*Problem details*: The records that follow must be reproduced in full, exactly as written.

*Available data*:
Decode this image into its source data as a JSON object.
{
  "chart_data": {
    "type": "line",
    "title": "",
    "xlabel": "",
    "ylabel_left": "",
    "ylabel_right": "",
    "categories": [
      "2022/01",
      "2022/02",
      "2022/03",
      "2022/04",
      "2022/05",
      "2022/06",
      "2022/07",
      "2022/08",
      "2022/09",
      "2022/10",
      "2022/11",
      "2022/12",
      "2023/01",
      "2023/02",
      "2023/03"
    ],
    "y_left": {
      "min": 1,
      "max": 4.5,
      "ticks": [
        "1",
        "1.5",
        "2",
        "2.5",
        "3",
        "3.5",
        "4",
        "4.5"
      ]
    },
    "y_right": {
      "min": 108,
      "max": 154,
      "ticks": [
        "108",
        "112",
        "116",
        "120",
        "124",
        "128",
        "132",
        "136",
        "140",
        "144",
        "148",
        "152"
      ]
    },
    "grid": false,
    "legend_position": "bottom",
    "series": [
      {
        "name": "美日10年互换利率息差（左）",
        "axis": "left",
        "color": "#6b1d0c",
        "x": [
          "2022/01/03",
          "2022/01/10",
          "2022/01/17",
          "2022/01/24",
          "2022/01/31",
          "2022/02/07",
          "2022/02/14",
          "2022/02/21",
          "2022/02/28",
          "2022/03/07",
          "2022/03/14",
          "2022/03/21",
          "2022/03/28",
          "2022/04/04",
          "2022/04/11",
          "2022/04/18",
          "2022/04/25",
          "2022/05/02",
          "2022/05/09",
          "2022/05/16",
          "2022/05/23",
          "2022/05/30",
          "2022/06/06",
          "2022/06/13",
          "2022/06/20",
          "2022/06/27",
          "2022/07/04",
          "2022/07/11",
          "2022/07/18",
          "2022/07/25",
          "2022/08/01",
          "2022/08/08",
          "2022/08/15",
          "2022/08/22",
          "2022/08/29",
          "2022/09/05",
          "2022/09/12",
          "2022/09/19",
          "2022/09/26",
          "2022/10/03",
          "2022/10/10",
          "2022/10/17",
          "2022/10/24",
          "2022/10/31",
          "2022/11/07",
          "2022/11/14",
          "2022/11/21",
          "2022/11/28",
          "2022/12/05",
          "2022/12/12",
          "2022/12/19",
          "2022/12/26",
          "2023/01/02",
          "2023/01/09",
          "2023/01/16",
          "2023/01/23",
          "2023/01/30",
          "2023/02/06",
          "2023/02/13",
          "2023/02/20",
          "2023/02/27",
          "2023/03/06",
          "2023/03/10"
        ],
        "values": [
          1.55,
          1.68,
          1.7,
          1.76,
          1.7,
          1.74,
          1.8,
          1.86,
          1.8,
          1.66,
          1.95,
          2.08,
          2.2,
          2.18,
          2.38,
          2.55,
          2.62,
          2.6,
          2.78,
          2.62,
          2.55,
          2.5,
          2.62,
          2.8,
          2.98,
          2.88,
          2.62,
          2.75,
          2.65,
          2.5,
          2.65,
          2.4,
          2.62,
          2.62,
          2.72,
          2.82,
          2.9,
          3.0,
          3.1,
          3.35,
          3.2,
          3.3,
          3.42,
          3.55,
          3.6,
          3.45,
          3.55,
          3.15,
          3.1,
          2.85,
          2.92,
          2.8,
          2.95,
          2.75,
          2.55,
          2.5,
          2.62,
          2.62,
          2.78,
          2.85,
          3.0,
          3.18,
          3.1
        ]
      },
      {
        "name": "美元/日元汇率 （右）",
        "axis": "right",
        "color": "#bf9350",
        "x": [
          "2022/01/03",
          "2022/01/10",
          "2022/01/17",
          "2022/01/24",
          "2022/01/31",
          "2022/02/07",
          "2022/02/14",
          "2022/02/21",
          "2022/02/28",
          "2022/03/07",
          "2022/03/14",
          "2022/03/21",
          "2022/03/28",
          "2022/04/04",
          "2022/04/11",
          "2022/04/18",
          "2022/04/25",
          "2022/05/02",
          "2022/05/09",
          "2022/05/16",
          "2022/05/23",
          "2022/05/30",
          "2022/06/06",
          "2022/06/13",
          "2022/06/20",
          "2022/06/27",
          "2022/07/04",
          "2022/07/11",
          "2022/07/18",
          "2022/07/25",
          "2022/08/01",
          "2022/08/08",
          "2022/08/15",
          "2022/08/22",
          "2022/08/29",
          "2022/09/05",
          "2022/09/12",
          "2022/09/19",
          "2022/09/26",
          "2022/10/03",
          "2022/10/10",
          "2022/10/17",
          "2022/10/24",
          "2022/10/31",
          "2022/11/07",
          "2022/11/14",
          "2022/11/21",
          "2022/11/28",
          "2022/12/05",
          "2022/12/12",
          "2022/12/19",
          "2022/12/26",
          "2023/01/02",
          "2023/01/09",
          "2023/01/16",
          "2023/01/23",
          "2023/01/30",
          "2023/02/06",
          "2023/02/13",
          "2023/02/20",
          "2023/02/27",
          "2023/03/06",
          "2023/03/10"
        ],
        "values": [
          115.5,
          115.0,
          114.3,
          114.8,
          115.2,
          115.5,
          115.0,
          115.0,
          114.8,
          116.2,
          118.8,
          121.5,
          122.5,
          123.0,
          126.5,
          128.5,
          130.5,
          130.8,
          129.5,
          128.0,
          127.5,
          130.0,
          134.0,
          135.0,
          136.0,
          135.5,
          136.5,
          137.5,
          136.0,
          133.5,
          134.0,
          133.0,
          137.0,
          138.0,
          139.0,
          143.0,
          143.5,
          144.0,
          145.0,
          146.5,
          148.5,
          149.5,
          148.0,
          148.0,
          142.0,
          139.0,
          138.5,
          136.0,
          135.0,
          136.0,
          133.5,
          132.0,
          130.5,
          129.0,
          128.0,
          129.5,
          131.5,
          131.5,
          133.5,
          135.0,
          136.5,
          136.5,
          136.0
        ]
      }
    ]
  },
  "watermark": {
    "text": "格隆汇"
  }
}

*Response to the exercise*:
Decode this image into its source data as a JSON object.
{
  "chart_data": {
    "type": "line",
    "title": "",
    "xlabel": "",
    "ylabel_left": "",
    "ylabel_right": "",
    "categories": [
      "2022/01",
      "2022/02",
      "2022/03",
      "2022/04",
      "2022/05",
      "2022/06",
      "2022/07",
      "2022/08",
      "2022/09",
      "2022/10",
      "2022/11",
      "2022/12",
      "2023/01",
      "2023/02",
      "2023/03"
    ],
    "y_left": {
      "min": 1,
      "max": 4.5,
      "ticks": [
        "1",
        "1.5",
        "2",
        "2.5",
        "3",
        "3.5",
        "4",
        "4.5"
      ]
    },
    "y_right": {
      "min": 108,
      "max": 154,
      "ticks": [
        "108",
        "112",
        "116",
        "120",
        "124",
        "128",
        "132",
        "136",
        "140",
        "144",
        "148",
        "152"
      ]
    },
    "grid": false,
    "legend_position": "bottom",
    "series": [
      {
        "name": "美日10年互换利率息差（左）",
        "axis": "left",
        "color": "#6b1d0c",
        "x": [
          "2022/01/03",
          "2022/01/10",
          "2022/01/17",
          "2022/01/24",
          "2022/01/31",
          "2022/02/07",
          "2022/02/14",
          "2022/02/21",
          "2022/02/28",
          "2022/03/07",
          "2022/03/14",
          "2022/03/21",
          "2022/03/28",
          "2022/04/04",
          "2022/04/11",
          "2022/04/18",
          "2022/04/25",
          "2022/05/02",
          "2022/05/09",
          "2022/05/16",
          "2022/05/23",
          "2022/05/30",
          "2022/06/06",
          "2022/06/13",
          "2022/06/20",
          "2022/06/27",
          "2022/07/04",
          "2022/07/11",
          "2022/07/18",
          "2022/07/25",
          "2022/08/01",
          "2022/08/08",
          "2022/08/15",
          "2022/08/22",
          "2022/08/29",
          "2022/09/05",
          "2022/09/12",
          "2022/09/19",
          "2022/09/26",
          "2022/10/03",
          "2022/10/10",
          "2022/10/17",
          "2022/10/24",
          "2022/10/31",
          "2022/11/07",
          "2022/11/14",
          "2022/11/21",
          "2022/11/28",
          "2022/12/05",
          "2022/12/12",
          "2022/12/19",
          "2022/12/26",
          "2023/01/02",
          "2023/01/09",
          "2023/01/16",
          "2023/01/23",
          "2023/01/30",
          "2023/02/06",
          "2023/02/13",
          "2023/02/20",
          "2023/02/27",
          "2023/03/06",
          "2023/03/10"
        ],
        "values": [
          1.55,
          1.68,
          1.7,
          1.76,
          1.7,
          1.74,
          1.8,
          1.86,
          1.8,
          1.66,
          1.95,
          2.08,
          2.2,
          2.18,
          2.38,
          2.55,
          2.62,
          2.6,
          2.78,
          2.62,
          2.55,
          2.5,
          2.62,
          2.8,
          2.98,
          2.88,
          2.62,
          2.75,
          2.65,
          2.5,
          2.65,
          2.4,
          2.62,
          2.62,
          2.72,
          2.82,
          2.9,
          3.0,
          3.1,
          3.35,
          3.2,
          3.3,
          3.42,
          3.55,
          3.6,
          3.45,
          3.55,
          3.15,
          3.1,
          2.85,
          2.92,
          2.8,
          2.95,
          2.75,
          2.55,
          2.5,
          2.62,
          2.62,
          2.78,
          2.85,
          3.0,
          3.18,
          3.1
        ]
      },
      {
        "name": "美元/日元汇率 （右）",
        "axis": "right",
        "color": "#bf9350",
        "x": [
          "2022/01/03",
          "2022/01/10",
          "2022/01/17",
          "2022/01/24",
          "2022/01/31",
          "2022/02/07",
          "2022/02/14",
          "2022/02/21",
          "2022/02/28",
          "2022/03/07",
          "2022/03/14",
          "2022/03/21",
          "2022/03/28",
          "2022/04/04",
          "2022/04/11",
          "2022/04/18",
          "2022/04/25",
          "2022/05/02",
          "2022/05/09",
          "2022/05/16",
          "2022/05/23",
          "2022/05/30",
          "2022/06/06",
          "2022/06/13",
          "2022/06/20",
          "2022/06/27",
          "2022/07/04",
          "2022/07/11",
          "2022/07/18",
          "2022/07/25",
          "2022/08/01",
          "2022/08/08",
          "2022/08/15",
          "2022/08/22",
          "2022/08/29",
          "2022/09/05",
          "2022/09/12",
          "2022/09/19",
          "2022/09/26",
          "2022/10/03",
          "2022/10/10",
          "2022/10/17",
          "2022/10/24",
          "2022/10/31",
          "2022/11/07",
          "2022/11/14",
          "2022/11/21",
          "2022/11/28",
          "2022/12/05",
          "2022/12/12",
          "2022/12/19",
          "2022/12/26",
          "2023/01/02",
          "2023/01/09",
          "2023/01/16",
          "2023/01/23",
          "2023/01/30",
          "2023/02/06",
          "2023/02/13",
          "2023/02/20",
          "2023/02/27",
          "2023/03/06",
          "2023/03/10"
        ],
        "values": [
          115.5,
          115.0,
          114.3,
          114.8,
          115.2,
          115.5,
          115.0,
          115.0,
          114.8,
          116.2,
          118.8,
          121.5,
          122.5,
          123.0,
          126.5,
          128.5,
          130.5,
          130.8,
          129.5,
          128.0,
          127.5,
          130.0,
          134.0,
          135.0,
          136.0,
          135.5,
          136.5,
          137.5,
          136.0,
          133.5,
          134.0,
          133.0,
          137.0,
          138.0,
          139.0,
          143.0,
          143.5,
          144.0,
          145.0,
          146.5,
          148.5,
          149.5,
          148.0,
          148.0,
          142.0,
          139.0,
          138.5,
          136.0,
          135.0,
          136.0,
          133.5,
          132.0,
          130.5,
          129.0,
          128.0,
          129.5,
          131.5,
          131.5,
          133.5,
          135.0,
          136.5,
          136.5,
          136.0
        ]
      }
    ]
  },
  "watermark": {
    "text": "格隆汇"
  }
}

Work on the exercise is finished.